*Items from a dataset*
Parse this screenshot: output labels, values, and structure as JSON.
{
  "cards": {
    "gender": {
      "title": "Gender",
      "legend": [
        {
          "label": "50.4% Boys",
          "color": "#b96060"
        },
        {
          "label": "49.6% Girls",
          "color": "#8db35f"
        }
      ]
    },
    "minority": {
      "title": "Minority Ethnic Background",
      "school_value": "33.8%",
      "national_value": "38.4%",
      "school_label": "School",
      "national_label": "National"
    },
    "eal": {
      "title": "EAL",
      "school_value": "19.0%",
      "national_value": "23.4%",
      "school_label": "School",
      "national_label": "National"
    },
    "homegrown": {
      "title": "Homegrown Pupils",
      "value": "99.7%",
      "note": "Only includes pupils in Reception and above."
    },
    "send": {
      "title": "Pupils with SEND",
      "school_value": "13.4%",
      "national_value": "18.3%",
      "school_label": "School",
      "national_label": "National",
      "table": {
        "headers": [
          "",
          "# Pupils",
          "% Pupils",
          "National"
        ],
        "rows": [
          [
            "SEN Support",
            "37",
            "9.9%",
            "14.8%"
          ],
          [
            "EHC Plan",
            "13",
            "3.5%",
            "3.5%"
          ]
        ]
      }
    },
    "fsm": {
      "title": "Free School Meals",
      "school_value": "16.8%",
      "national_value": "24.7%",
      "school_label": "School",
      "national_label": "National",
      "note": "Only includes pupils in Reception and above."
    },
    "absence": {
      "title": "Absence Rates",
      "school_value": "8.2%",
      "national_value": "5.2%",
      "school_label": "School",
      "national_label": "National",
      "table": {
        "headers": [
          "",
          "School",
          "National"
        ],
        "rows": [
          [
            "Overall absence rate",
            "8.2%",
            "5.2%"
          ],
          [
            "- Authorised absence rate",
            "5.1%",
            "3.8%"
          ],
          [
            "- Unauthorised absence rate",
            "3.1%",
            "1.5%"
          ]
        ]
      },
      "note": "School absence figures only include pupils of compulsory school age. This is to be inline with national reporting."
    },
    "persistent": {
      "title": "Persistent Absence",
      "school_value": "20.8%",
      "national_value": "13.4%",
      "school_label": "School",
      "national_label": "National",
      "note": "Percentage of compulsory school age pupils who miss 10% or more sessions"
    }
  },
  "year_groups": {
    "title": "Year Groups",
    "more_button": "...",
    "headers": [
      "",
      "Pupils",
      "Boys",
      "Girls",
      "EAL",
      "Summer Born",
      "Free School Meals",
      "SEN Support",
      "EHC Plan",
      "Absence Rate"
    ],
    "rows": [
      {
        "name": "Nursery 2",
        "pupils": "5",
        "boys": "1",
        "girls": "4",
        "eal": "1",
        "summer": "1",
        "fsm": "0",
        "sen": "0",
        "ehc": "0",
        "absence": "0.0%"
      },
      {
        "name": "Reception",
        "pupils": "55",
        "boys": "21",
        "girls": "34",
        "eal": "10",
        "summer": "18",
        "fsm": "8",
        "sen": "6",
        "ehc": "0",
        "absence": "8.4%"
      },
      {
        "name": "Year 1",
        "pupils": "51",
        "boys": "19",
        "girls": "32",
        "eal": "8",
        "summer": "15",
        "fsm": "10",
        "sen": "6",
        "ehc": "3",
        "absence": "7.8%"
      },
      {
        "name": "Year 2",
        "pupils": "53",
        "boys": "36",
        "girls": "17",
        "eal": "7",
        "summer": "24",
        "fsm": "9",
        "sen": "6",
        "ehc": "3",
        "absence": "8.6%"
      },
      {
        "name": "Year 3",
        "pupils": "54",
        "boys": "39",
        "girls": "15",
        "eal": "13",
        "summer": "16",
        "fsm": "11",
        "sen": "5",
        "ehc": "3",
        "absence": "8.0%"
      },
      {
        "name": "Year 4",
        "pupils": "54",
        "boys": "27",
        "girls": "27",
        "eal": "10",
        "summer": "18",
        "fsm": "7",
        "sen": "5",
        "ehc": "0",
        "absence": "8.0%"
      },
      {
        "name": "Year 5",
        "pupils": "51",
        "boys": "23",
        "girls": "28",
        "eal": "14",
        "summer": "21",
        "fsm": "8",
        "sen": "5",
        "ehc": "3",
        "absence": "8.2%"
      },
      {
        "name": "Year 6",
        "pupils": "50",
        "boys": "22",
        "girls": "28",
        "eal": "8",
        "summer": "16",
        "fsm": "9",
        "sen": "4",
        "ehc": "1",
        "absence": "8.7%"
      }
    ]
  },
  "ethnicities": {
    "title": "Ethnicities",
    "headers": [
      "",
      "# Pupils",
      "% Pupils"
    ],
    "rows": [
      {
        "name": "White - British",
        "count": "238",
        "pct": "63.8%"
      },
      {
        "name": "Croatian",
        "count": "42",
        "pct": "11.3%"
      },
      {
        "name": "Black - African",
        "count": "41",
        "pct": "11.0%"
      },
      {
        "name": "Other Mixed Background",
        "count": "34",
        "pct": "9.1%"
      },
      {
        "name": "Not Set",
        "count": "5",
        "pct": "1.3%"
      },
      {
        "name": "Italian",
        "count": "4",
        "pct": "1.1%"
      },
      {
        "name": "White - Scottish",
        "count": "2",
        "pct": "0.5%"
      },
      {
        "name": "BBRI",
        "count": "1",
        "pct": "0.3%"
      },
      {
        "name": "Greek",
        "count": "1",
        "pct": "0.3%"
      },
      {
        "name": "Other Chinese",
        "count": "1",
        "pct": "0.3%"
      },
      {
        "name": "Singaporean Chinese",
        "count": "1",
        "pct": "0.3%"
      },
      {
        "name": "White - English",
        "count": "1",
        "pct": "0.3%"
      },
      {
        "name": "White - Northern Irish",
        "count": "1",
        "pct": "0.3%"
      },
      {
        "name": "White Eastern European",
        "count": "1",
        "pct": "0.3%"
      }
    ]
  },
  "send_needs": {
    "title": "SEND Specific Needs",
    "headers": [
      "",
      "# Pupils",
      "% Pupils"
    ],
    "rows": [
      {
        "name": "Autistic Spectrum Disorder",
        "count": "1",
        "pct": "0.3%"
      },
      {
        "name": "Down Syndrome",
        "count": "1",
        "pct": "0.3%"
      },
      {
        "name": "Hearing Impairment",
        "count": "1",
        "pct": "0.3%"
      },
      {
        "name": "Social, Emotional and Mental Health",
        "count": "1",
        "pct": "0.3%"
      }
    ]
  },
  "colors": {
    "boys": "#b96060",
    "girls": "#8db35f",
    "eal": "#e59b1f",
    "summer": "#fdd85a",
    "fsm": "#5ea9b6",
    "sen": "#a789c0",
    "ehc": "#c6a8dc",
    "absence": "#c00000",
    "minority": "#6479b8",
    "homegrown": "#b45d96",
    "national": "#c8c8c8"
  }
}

*GIVEN INSTRUCTION*
Each record above should be repeated exactly as it appears.

*TASK OUTPUT*
Parse this screenshot: output labels, values, and structure as JSON.
{
  "cards": {
    "gender": {
      "title": "Gender",
      "legend": [
        {
          "label": "50.4% Boys",
          "color": "#b96060"
        },
        {
          "label": "49.6% Girls",
          "color": "#8db35f"
        }
      ]
    },
    "minority": {
      "title": "Minority Ethnic Background",
      "school_value": "33.8%",
      "national_value": "38.4%",
      "school_label": "School",
      "national_label": "National"
    },
    "eal": {
      "title": "EAL",
      "school_value": "19.0%",
      "national_value": "23.4%",
      "school_label": "School",
      "national_label": "National"
    },
    "homegrown": {
      "title": "Homegrown Pupils",
      "value": "99.7%",
      "note": "Only includes pupils in Reception and above."
    },
    "send": {
      "title": "Pupils with SEND",
      "school_value": "13.4%",
      "national_value": "18.3%",
      "school_label": "School",
      "national_label": "National",
      "table": {
        "headers": [
          "",
          "# Pupils",
          "% Pupils",
          "National"
        ],
        "rows": [
          [
            "SEN Support",
            "37",
            "9.9%",
            "14.8%"
          ],
          [
            "EHC Plan",
            "13",
            "3.5%",
            "3.5%"
          ]
        ]
      }
    },
    "fsm": {
      "title": "Free School Meals",
      "school_value": "16.8%",
      "national_value": "24.7%",
      "school_label": "School",
      "national_label": "National",
      "note": "Only includes pupils in Reception and above."
    },
    "absence": {
      "title": "Absence Rates",
      "school_value": "8.2%",
      "national_value": "5.2%",
      "school_label": "School",
      "national_label": "National",
      "table": {
        "headers": [
          "",
          "School",
          "National"
        ],
        "rows": [
          [
            "Overall absence rate",
            "8.2%",
            "5.2%"
          ],
          [
            "- Authorised absence rate",
            "5.1%",
            "3.8%"
          ],
          [
            "- Unauthorised absence rate",
            "3.1%",
            "1.5%"
          ]
        ]
      },
      "note": "School absence figures only include pupils of compulsory school age. This is to be inline with national reporting."
    },
    "persistent": {
      "title": "Persistent Absence",
      "school_value": "20.8%",
      "national_value": "13.4%",
      "school_label": "School",
      "national_label": "National",
      "note": "Percentage of compulsory school age pupils who miss 10% or more sessions"
    }
  },
  "year_groups": {
    "title": "Year Groups",
    "more_button": "...",
    "headers": [
      "",
      "Pupils",
      "Boys",
      "Girls",
      "EAL",
      "Summer Born",
      "Free School Meals",
      "SEN Support",
      "EHC Plan",
      "Absence Rate"
    ],
    "rows": [
      {
        "name": "Nursery 2",
        "pupils": "5",
        "boys": "1",
        "girls": "4",
        "eal": "1",
        "summer": "1",
        "fsm": "0",
        "sen": "0",
        "ehc": "0",
        "absence": "0.0%"
      },
      {
        "name": "Reception",
        "pupils": "55",
        "boys": "21",
        "girls": "34",
        "eal": "10",
        "summer": "18",
        "fsm": "8",
        "sen": "6",
        "ehc": "0",
        "absence": "8.4%"
      },
      {
        "name": "Year 1",
        "pupils": "51",
        "boys": "19",
        "girls": "32",
        "eal": "8",
        "summer": "15",
        "fsm": "10",
        "sen": "6",
        "ehc": "3",
        "absence": "7.8%"
      },
      {
        "name": "Year 2",
        "pupils": "53",
        "boys": "36",
        "girls": "17",
        "eal": "7",
        "summer": "24",
        "fsm": "9",
        "sen": "6",
        "ehc": "3",
        "absence": "8.6%"
      },
      {
        "name": "Year 3",
        "pupils": "54",
        "boys": "39",
        "girls": "15",
        "eal": "13",
        "summer": "16",
        "fsm": "11",
        "sen": "5",
        "ehc": "3",
        "absence": "8.0%"
      },
      {
        "name": "Year 4",
        "pupils": "54",
        "boys": "27",
        "girls": "27",
        "eal": "10",
        "summer": "18",
        "fsm": "7",
        "sen": "5",
        "ehc": "0",
        "absence": "8.0%"
      },
      {
        "name": "Year 5",
        "pupils": "51",
        "boys": "23",
        "girls": "28",
        "eal": "14",
        "summer": "21",
        "fsm": "8",
        "sen": "5",
        "ehc": "3",
        "absence": "8.2%"
      },
      {
        "name": "Year 6",
        "pupils": "50",
        "boys": "22",
        "girls": "28",
        "eal": "8",
        "summer": "16",
        "fsm": "9",
        "sen": "4",
        "ehc": "1",
        "absence": "8.7%"
      }
    ]
  },
  "ethnicities": {
    "title": "Ethnicities",
    "headers": [
      "",
      "# Pupils",
      "% Pupils"
    ],
    "rows": [
      {
        "name": "White - British",
        "count": "238",
        "pct": "63.8%"
      },
      {
        "name": "Croatian",
        "count": "42",
        "pct": "11.3%"
      },
      {
        "name": "Black - African",
        "count": "41",
        "pct": "11.0%"
      },
      {
        "name": "Other Mixed Background",
        "count": "34",
        "pct": "9.1%"
      },
      {
        "name": "Not Set",
        "count": "5",
        "pct": "1.3%"
      },
      {
        "name": "Italian",
        "count": "4",
        "pct": "1.1%"
      },
      {
        "name": "White - Scottish",
        "count": "2",
        "pct": "0.5%"
      },
      {
        "name": "BBRI",
        "count": "1",
        "pct": "0.3%"
      },
      {
        "name": "Greek",
        "count": "1",
        "pct": "0.3%"
      },
      {
        "name": "Other Chinese",
        "count": "1",
        "pct": "0.3%"
      },
      {
        "name": "Singaporean Chinese",
        "count": "1",
        "pct": "0.3%"
      },
      {
        "name": "White - English",
        "count": "1",
        "pct": "0.3%"
      },
      {
        "name": "White - Northern Irish",
        "count": "1",
        "pct": "0.3%"
      },
      {
        "name": "White Eastern European",
        "count": "1",
        "pct": "0.3%"
      }
    ]
  },
  "send_needs": {
    "title": "SEND Specific Needs",
    "headers": [
      "",
      "# Pupils",
      "% Pupils"
    ],
    "rows": [
      {
        "name": "Autistic Spectrum Disorder",
        "count": "1",
        "pct": "0.3%"
      },
      {
        "name": "Down Syndrome",
        "count": "1",
        "pct": "0.3%"
      },
      {
        "name": "Hearing Impairment",
        "count": "1",
        "pct": "0.3%"
      },
      {
        "name": "Social, Emotional and Mental Health",
        "count": "1",
        "pct": "0.3%"
      }
    ]
  },
  "colors": {
    "boys": "#b96060",
    "girls": "#8db35f",
    "eal": "#e59b1f",
    "summer": "#fdd85a",
    "fsm": "#5ea9b6",
    "sen": "#a789c0",
    "ehc": "#c6a8dc",
    "absence": "#c00000",
    "minority": "#6479b8",
    "homegrown": "#b45d96",
    "national": "#c8c8c8"
  }
}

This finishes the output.